# Exercise aim
Pull out the lines of the listing below without changing them, everything from the line containing "Localize each UI component in this 438x533" down to the line containing "Ellipse shape (180, 290, 206, 316)", with both of those lines included.

Start of Data

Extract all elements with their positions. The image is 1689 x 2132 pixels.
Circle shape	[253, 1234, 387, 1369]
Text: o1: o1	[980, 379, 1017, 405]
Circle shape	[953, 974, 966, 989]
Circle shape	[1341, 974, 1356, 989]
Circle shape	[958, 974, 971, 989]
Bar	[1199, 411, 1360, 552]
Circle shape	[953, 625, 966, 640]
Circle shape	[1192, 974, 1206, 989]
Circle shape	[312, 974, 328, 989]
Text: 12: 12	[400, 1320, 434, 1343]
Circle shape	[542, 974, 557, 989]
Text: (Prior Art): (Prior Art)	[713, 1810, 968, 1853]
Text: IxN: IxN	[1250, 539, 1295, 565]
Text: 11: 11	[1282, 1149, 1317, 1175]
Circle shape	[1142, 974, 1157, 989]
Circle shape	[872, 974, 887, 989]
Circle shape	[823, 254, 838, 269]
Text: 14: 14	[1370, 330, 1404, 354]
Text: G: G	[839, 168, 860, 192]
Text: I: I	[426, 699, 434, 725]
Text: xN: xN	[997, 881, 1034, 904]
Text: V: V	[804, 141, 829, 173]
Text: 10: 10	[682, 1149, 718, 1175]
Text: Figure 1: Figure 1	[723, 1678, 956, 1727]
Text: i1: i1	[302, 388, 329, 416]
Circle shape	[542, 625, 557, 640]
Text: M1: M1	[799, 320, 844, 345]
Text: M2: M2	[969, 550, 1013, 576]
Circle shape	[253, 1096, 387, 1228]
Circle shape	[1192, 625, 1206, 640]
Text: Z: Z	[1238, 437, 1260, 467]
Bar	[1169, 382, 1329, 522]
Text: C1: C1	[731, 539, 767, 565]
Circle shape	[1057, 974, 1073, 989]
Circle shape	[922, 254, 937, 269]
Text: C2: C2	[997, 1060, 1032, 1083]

End of Data
Start of Data

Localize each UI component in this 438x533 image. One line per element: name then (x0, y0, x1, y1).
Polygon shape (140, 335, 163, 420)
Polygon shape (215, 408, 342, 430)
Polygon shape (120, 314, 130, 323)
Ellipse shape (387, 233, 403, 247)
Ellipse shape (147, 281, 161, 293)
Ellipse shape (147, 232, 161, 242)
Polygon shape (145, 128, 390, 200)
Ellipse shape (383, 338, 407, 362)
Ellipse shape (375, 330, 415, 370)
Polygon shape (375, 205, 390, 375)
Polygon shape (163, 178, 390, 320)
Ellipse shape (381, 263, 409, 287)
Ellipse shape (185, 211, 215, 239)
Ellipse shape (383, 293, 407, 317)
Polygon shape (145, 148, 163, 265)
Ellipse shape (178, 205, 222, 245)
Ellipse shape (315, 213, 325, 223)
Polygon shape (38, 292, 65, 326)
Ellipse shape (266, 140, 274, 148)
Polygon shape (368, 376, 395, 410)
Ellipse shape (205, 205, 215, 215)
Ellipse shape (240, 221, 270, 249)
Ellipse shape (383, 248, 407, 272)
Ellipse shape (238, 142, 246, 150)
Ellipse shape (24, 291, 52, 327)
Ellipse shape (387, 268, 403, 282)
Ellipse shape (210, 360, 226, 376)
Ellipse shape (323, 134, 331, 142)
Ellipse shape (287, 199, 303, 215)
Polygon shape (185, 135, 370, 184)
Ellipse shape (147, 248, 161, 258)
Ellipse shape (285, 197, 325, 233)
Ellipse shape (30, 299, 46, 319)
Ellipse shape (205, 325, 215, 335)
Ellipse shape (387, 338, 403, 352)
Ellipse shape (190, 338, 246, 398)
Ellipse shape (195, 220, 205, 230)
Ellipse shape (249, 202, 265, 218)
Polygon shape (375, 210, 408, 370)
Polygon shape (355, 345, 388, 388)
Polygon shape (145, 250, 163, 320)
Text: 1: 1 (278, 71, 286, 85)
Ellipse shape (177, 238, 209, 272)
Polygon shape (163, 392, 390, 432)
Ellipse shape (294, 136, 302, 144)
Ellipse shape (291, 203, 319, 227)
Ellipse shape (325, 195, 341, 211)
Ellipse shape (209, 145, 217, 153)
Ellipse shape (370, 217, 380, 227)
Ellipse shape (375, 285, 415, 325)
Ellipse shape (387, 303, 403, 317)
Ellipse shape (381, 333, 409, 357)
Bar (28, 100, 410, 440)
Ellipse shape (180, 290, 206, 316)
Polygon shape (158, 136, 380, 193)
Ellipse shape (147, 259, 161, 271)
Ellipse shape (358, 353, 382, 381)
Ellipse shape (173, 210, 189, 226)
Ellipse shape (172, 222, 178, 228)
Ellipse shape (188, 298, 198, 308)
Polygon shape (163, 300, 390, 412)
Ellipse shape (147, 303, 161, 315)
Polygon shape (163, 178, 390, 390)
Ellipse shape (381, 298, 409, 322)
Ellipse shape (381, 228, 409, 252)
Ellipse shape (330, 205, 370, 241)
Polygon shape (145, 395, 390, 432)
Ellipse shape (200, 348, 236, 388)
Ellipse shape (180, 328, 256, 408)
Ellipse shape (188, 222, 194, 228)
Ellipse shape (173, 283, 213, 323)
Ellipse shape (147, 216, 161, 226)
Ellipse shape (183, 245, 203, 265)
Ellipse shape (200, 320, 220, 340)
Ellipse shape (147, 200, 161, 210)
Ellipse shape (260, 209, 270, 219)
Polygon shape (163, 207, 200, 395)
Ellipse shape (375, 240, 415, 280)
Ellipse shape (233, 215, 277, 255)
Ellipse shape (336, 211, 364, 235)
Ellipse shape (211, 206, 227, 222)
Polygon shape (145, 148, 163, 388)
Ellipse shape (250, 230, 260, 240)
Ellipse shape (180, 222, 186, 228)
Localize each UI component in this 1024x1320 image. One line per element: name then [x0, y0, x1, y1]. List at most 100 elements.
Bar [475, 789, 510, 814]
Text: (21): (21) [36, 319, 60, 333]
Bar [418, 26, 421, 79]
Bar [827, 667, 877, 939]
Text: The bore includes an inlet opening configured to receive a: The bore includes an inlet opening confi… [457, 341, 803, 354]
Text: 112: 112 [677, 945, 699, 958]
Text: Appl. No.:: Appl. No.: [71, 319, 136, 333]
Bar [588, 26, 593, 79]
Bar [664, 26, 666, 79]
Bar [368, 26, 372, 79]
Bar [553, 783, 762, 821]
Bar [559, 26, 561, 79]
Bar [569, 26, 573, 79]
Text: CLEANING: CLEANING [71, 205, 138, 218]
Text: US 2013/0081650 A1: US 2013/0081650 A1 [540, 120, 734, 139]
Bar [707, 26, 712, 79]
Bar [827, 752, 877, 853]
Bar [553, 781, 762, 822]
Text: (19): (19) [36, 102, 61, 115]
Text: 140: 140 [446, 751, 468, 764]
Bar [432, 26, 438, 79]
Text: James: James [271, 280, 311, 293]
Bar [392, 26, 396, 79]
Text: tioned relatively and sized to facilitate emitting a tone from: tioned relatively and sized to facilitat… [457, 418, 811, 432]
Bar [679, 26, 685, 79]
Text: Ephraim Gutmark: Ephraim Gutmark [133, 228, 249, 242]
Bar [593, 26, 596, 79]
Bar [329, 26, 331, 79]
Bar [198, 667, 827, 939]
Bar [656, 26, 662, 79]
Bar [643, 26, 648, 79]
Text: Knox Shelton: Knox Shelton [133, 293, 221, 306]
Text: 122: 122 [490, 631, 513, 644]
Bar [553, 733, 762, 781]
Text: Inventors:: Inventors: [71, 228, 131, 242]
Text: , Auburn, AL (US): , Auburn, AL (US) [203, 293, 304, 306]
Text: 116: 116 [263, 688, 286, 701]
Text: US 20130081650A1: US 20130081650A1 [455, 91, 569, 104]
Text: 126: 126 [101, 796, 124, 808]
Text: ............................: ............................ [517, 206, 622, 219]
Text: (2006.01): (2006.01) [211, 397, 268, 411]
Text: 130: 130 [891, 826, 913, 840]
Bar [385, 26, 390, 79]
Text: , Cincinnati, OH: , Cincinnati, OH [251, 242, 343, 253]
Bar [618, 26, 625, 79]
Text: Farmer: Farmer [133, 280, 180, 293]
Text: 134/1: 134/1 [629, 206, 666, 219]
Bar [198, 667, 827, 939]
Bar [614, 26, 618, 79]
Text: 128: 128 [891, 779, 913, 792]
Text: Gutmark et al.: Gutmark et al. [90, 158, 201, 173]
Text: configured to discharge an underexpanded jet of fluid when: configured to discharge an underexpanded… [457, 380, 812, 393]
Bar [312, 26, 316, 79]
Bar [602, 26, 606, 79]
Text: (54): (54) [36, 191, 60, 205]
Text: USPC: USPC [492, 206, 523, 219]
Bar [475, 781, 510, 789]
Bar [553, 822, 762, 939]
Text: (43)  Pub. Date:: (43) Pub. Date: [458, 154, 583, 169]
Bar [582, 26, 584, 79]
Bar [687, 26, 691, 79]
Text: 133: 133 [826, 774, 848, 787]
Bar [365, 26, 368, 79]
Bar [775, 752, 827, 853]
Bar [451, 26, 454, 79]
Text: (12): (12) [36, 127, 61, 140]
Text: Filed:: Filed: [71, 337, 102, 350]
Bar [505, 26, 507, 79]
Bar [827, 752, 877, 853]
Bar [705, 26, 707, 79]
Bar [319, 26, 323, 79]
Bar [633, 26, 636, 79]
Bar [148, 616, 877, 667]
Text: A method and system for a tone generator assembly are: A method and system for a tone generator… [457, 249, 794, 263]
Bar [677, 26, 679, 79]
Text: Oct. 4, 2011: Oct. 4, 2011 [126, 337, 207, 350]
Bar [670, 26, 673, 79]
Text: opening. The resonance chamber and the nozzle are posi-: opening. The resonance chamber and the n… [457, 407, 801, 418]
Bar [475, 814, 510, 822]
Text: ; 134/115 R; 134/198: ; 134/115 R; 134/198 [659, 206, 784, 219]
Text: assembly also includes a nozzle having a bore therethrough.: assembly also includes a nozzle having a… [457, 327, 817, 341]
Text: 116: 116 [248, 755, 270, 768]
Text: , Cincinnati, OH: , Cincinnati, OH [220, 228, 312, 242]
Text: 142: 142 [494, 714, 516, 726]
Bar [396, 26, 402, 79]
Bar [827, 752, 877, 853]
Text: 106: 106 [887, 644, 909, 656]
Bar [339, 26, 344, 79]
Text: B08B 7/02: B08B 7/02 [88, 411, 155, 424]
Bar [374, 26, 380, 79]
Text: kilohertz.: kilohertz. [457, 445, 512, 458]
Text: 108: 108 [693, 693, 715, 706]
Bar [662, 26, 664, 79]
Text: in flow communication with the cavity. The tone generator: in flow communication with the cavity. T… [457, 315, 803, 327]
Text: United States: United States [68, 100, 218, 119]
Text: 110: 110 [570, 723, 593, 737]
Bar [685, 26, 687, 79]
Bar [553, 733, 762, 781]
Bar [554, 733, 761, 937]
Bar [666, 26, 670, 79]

End of Data
Start of Data

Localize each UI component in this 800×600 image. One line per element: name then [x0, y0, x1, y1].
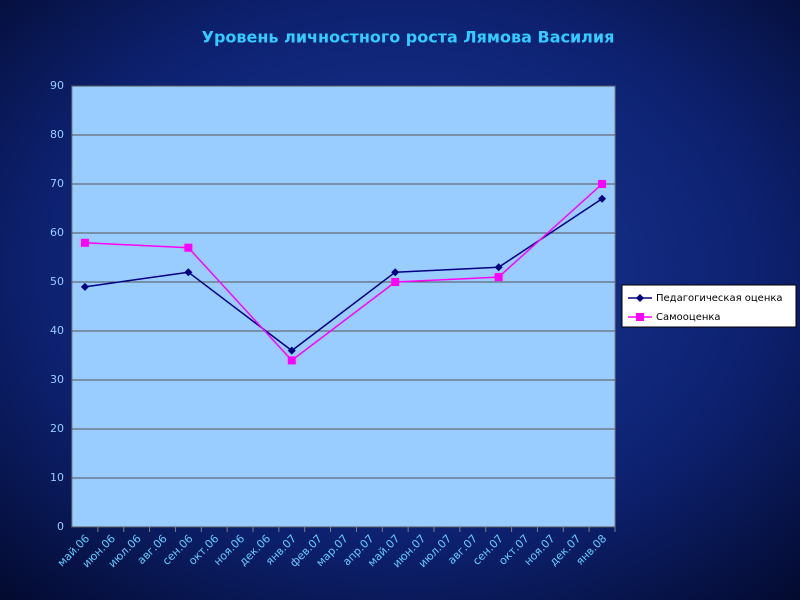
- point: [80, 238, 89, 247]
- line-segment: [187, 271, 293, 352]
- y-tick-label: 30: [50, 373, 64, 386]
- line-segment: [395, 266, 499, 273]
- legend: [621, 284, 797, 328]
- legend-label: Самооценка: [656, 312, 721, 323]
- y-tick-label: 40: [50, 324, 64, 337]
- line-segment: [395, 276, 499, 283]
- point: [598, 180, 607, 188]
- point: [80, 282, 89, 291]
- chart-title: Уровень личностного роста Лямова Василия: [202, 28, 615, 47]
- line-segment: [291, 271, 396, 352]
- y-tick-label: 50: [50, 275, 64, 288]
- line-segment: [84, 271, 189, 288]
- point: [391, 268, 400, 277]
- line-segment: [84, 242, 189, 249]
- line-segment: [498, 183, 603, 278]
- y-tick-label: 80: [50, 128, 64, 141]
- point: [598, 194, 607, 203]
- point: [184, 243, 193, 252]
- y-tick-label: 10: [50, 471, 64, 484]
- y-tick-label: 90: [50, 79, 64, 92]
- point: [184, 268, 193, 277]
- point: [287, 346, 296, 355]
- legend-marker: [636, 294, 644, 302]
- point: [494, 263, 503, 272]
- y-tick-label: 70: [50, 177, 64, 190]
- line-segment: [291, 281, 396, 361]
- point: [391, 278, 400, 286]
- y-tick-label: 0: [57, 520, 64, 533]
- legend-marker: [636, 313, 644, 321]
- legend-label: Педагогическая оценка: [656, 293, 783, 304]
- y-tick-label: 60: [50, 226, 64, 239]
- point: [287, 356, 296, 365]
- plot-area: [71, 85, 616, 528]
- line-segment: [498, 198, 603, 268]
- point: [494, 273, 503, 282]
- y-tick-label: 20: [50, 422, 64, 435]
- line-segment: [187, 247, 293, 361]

End of Data

# Exercise result
Localize each UI component in this 438x533 image. One line per element: name then (x0, y0, x1, y1).
Polygon shape (140, 335, 163, 420)
Polygon shape (215, 408, 342, 430)
Polygon shape (120, 314, 130, 323)
Ellipse shape (387, 233, 403, 247)
Ellipse shape (147, 281, 161, 293)
Ellipse shape (147, 232, 161, 242)
Polygon shape (145, 128, 390, 200)
Ellipse shape (383, 338, 407, 362)
Ellipse shape (375, 330, 415, 370)
Polygon shape (375, 205, 390, 375)
Polygon shape (163, 178, 390, 320)
Ellipse shape (381, 263, 409, 287)
Ellipse shape (185, 211, 215, 239)
Ellipse shape (383, 293, 407, 317)
Polygon shape (145, 148, 163, 265)
Ellipse shape (178, 205, 222, 245)
Ellipse shape (315, 213, 325, 223)
Polygon shape (38, 292, 65, 326)
Ellipse shape (266, 140, 274, 148)
Polygon shape (368, 376, 395, 410)
Ellipse shape (205, 205, 215, 215)
Ellipse shape (240, 221, 270, 249)
Ellipse shape (383, 248, 407, 272)
Ellipse shape (238, 142, 246, 150)
Ellipse shape (24, 291, 52, 327)
Ellipse shape (387, 268, 403, 282)
Ellipse shape (210, 360, 226, 376)
Ellipse shape (323, 134, 331, 142)
Ellipse shape (287, 199, 303, 215)
Polygon shape (185, 135, 370, 184)
Ellipse shape (147, 248, 161, 258)
Ellipse shape (285, 197, 325, 233)
Ellipse shape (30, 299, 46, 319)
Ellipse shape (205, 325, 215, 335)
Ellipse shape (387, 338, 403, 352)
Ellipse shape (190, 338, 246, 398)
Ellipse shape (195, 220, 205, 230)
Ellipse shape (249, 202, 265, 218)
Polygon shape (375, 210, 408, 370)
Polygon shape (355, 345, 388, 388)
Polygon shape (145, 250, 163, 320)
Text: 1: 1 (278, 71, 286, 85)
Ellipse shape (177, 238, 209, 272)
Polygon shape (163, 392, 390, 432)
Ellipse shape (294, 136, 302, 144)
Ellipse shape (291, 203, 319, 227)
Ellipse shape (325, 195, 341, 211)
Ellipse shape (209, 145, 217, 153)
Ellipse shape (370, 217, 380, 227)
Ellipse shape (375, 285, 415, 325)
Ellipse shape (387, 303, 403, 317)
Ellipse shape (381, 333, 409, 357)
Bar (28, 100, 410, 440)
Ellipse shape (180, 290, 206, 316)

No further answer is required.